EXERCISE :: Using the data below, copy each line that includes the word "explaining".
-- start --
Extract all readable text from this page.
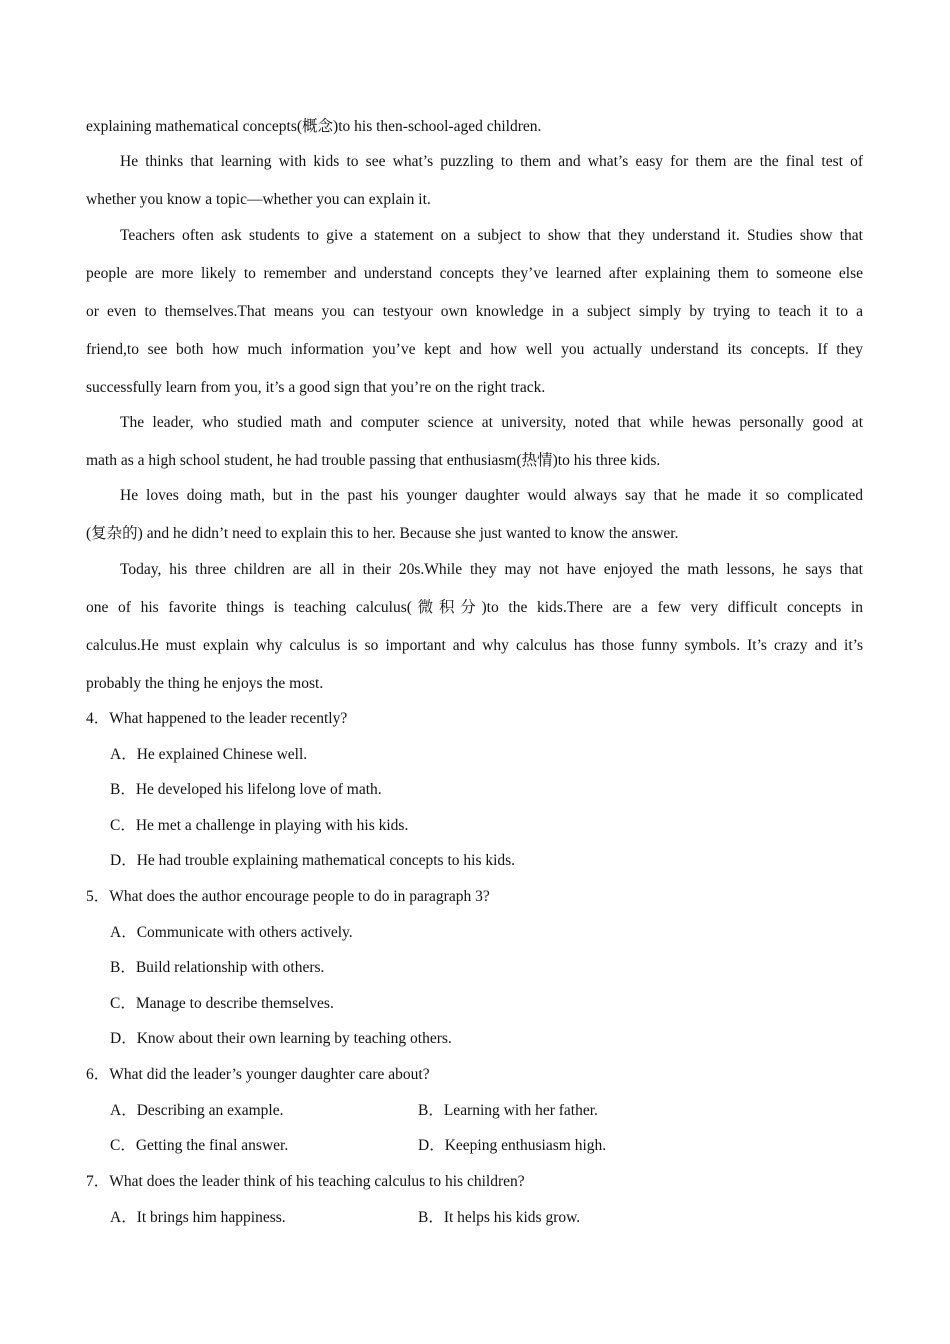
explaining mathematical concepts(概念)to his then-school-aged children.
He thinks that learning with kids to see what’s puzzling to them and what’s easy for them are the final test of
whether you know a topic—whether you can explain it.
Teachers often ask students to give a statement on a subject to show that they understand it. Studies show that
people are more likely to remember and understand concepts they’ve learned after explaining them to someone else
or even to themselves.That means you can testyour own knowledge in a subject simply by trying to teach it to a
friend,to see both how much information you’ve kept and how well you actually understand its concepts. If they
successfully learn from you, it’s a good sign that you’re on the right track.
The leader, who studied math and computer science at university, noted that while hewas personally good at
math as a high school student, he had trouble passing that enthusiasm(热情)to his three kids.
He loves doing math, but in the past his younger daughter would always say that he made it so complicated
(复杂的) and he didn’t need to explain this to her. Because she just wanted to know the answer.
Today, his three children are all in their 20s.While they may not have enjoyed the math lessons, he says that
one of his favorite things is teaching calculus(微积分)to the kids.There are a few very difficult concepts in
calculus.He must explain why calculus is so important and why calculus has those funny symbols. It’s crazy and it’s
probably the thing he enjoys the most.
4．What happened to the leader recently?
A．He explained Chinese well.
B．He developed his lifelong love of math.
C．He met a challenge in playing with his kids.
D．He had trouble explaining mathematical concepts to his kids.
5．What does the author encourage people to do in paragraph 3?
A．Communicate with others actively.
B．Build relationship with others.
C．Manage to describe themselves.
D．Know about their own learning by teaching others.
6．What did the leader’s younger daughter care about?
A．Describing an example.	B．Learning with her father.
C．Getting the final answer.	D．Keeping enthusiasm high.
7．What does the leader think of his teaching calculus to his children?
A．It brings him happiness.	B．It helps his kids grow.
-- end --
OUTPUT FOR THIS TASK ::
explaining mathematical concepts(概念)to his then-school-aged children.
people are more likely to remember and understand concepts they’ve learned after explaining them to someone else
D．He had trouble explaining mathematical concepts to his kids.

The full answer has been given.